• **Dataset items**

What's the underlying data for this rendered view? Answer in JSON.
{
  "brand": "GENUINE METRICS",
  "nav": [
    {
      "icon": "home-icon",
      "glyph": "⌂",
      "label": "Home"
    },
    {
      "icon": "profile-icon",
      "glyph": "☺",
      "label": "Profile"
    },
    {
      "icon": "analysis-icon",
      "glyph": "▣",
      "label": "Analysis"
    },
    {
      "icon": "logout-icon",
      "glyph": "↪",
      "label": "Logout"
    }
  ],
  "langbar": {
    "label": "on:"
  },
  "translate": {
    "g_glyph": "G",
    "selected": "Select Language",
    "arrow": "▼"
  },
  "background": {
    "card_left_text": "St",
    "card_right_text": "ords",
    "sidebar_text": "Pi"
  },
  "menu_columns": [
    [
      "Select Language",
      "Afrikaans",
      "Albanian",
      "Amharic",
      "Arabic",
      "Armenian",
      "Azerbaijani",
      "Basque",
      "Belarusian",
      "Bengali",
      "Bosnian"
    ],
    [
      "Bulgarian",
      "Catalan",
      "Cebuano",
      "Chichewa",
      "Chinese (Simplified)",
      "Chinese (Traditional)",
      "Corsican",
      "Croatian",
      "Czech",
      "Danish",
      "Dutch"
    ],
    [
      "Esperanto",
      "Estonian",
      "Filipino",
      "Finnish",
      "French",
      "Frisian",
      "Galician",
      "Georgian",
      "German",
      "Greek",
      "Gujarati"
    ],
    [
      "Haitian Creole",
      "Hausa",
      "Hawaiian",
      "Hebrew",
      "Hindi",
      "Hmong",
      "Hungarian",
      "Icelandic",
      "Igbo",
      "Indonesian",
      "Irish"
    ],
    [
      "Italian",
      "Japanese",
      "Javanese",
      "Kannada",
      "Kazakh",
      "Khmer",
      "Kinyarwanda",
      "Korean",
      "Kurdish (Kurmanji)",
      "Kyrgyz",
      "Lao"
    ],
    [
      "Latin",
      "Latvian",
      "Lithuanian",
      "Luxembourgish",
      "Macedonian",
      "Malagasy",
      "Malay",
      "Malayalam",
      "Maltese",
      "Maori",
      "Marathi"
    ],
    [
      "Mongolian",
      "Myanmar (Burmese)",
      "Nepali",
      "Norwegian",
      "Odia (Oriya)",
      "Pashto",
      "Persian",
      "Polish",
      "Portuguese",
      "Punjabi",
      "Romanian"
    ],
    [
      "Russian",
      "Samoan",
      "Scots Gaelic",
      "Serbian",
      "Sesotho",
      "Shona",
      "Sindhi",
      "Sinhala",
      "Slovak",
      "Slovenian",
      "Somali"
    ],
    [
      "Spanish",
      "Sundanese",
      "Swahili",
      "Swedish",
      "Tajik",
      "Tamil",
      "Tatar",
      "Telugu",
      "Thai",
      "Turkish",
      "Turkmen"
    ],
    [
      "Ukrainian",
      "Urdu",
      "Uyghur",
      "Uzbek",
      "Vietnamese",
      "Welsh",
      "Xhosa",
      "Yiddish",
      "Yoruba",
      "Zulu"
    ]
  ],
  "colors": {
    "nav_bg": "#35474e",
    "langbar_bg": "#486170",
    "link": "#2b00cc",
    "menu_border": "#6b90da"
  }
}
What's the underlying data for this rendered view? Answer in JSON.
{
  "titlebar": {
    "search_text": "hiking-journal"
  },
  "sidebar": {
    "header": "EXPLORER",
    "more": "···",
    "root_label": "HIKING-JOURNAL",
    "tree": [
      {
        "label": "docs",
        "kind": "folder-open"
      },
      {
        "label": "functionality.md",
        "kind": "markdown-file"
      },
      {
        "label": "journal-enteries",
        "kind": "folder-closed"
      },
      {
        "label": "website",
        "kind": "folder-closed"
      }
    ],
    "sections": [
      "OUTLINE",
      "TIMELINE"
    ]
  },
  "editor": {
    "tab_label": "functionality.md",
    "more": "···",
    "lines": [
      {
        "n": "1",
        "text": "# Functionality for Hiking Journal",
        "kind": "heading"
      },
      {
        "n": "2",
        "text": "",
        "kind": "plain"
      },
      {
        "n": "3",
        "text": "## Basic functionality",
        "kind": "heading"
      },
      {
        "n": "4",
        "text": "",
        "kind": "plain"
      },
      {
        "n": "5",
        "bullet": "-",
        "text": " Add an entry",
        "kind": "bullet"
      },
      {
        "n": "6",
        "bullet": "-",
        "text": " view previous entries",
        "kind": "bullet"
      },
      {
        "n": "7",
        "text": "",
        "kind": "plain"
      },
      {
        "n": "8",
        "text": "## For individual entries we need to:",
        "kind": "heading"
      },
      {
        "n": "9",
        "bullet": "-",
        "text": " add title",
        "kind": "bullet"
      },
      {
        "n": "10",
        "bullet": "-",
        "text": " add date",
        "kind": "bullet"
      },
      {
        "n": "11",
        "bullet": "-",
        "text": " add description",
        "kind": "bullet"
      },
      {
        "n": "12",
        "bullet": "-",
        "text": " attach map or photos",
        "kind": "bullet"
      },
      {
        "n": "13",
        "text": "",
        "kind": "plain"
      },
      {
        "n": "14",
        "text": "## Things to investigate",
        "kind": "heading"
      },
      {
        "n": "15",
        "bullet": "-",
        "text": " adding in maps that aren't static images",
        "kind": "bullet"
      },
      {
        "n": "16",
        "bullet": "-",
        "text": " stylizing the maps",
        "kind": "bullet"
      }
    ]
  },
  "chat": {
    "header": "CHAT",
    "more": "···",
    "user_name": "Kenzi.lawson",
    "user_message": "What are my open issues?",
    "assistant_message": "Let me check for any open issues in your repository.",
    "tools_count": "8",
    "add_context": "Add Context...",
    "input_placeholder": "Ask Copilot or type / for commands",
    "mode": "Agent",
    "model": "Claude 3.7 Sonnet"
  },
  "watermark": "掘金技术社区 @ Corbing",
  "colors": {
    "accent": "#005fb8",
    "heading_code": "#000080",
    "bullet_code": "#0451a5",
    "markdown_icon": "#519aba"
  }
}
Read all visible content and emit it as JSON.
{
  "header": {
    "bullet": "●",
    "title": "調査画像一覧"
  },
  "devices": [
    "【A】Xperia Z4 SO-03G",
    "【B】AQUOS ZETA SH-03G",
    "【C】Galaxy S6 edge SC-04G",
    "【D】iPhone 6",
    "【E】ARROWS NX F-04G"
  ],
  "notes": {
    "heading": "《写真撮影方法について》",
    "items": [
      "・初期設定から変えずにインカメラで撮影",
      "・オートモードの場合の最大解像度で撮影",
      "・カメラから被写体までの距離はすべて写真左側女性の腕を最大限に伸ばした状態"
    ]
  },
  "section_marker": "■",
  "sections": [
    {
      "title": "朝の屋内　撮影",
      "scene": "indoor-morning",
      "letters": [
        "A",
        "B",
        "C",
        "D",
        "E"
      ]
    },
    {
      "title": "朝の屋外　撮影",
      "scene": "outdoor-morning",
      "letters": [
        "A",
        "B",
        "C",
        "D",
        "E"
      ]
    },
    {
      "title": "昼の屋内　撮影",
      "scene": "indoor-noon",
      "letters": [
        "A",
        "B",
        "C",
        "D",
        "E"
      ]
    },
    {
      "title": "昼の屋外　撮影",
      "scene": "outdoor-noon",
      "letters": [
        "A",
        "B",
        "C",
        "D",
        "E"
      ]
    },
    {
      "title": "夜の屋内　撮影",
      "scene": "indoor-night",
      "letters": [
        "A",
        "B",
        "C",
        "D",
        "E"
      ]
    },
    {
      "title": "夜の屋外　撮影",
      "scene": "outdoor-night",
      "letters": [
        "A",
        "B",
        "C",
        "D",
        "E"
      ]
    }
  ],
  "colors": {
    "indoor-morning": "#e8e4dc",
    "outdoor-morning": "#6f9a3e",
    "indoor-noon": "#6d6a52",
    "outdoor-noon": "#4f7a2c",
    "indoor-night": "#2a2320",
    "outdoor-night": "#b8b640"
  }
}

• **What the task asks**
Keep only those lines of the records that hold "Select", and return them.

• **Result of the task**
    "selected": "Select Language",
      "Select Language",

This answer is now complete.